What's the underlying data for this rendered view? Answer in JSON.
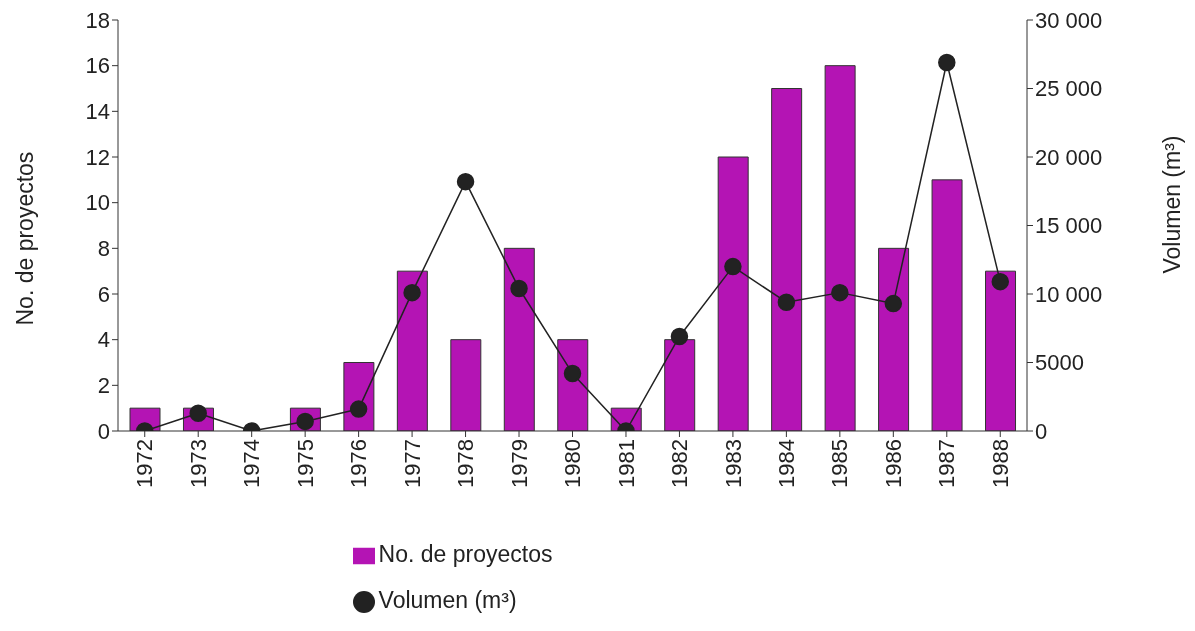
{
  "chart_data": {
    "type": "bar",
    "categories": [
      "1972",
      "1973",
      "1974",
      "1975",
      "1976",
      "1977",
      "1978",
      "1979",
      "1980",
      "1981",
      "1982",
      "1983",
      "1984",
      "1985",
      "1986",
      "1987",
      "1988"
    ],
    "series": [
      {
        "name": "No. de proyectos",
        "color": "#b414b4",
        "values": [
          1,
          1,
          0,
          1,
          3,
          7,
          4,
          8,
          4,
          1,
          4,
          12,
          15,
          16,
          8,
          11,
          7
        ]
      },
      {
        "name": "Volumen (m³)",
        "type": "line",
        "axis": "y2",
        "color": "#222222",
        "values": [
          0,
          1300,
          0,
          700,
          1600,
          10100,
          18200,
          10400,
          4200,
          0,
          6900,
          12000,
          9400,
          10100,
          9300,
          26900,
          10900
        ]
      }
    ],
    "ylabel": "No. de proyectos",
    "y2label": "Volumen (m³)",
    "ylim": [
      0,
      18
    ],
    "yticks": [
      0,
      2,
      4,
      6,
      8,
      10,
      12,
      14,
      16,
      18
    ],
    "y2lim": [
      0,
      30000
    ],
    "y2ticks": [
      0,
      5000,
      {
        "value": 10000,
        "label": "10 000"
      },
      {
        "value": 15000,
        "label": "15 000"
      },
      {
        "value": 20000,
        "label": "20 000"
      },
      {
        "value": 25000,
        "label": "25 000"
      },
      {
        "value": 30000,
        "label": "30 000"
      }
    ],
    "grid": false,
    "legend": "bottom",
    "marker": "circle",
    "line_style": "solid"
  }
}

...

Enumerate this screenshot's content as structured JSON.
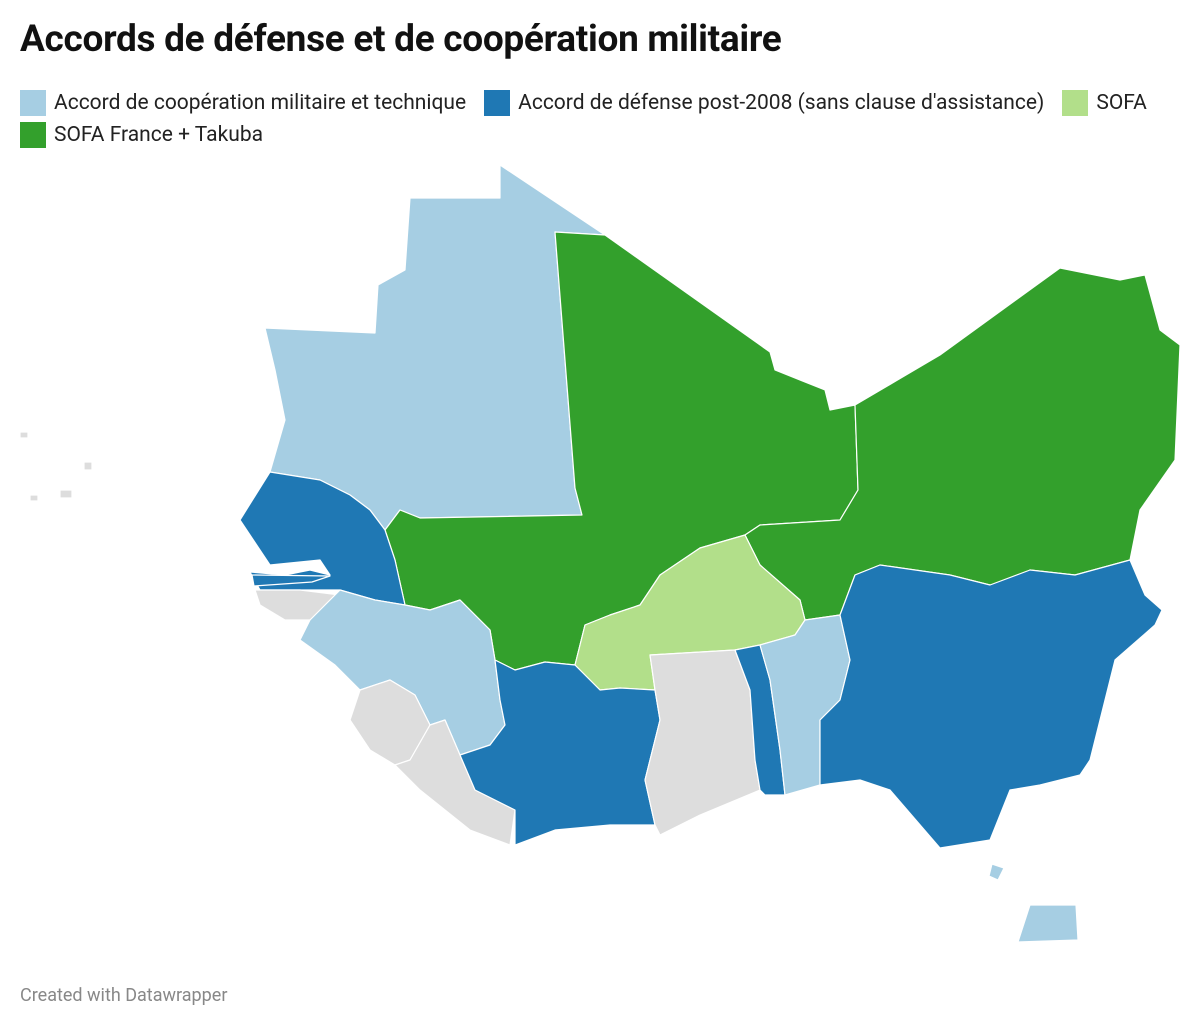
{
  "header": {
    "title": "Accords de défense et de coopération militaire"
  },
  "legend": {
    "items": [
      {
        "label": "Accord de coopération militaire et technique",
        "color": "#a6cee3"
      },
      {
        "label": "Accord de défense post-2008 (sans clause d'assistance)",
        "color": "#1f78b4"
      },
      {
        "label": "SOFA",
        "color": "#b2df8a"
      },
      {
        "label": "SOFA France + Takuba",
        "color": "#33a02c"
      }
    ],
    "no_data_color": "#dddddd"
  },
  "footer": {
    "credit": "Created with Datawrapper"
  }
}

* Request: Write out every line of the preceding listing that contains "proyectos".

* Output for this task:
        "name": "No. de proyectos",
    "ylabel": "No. de proyectos",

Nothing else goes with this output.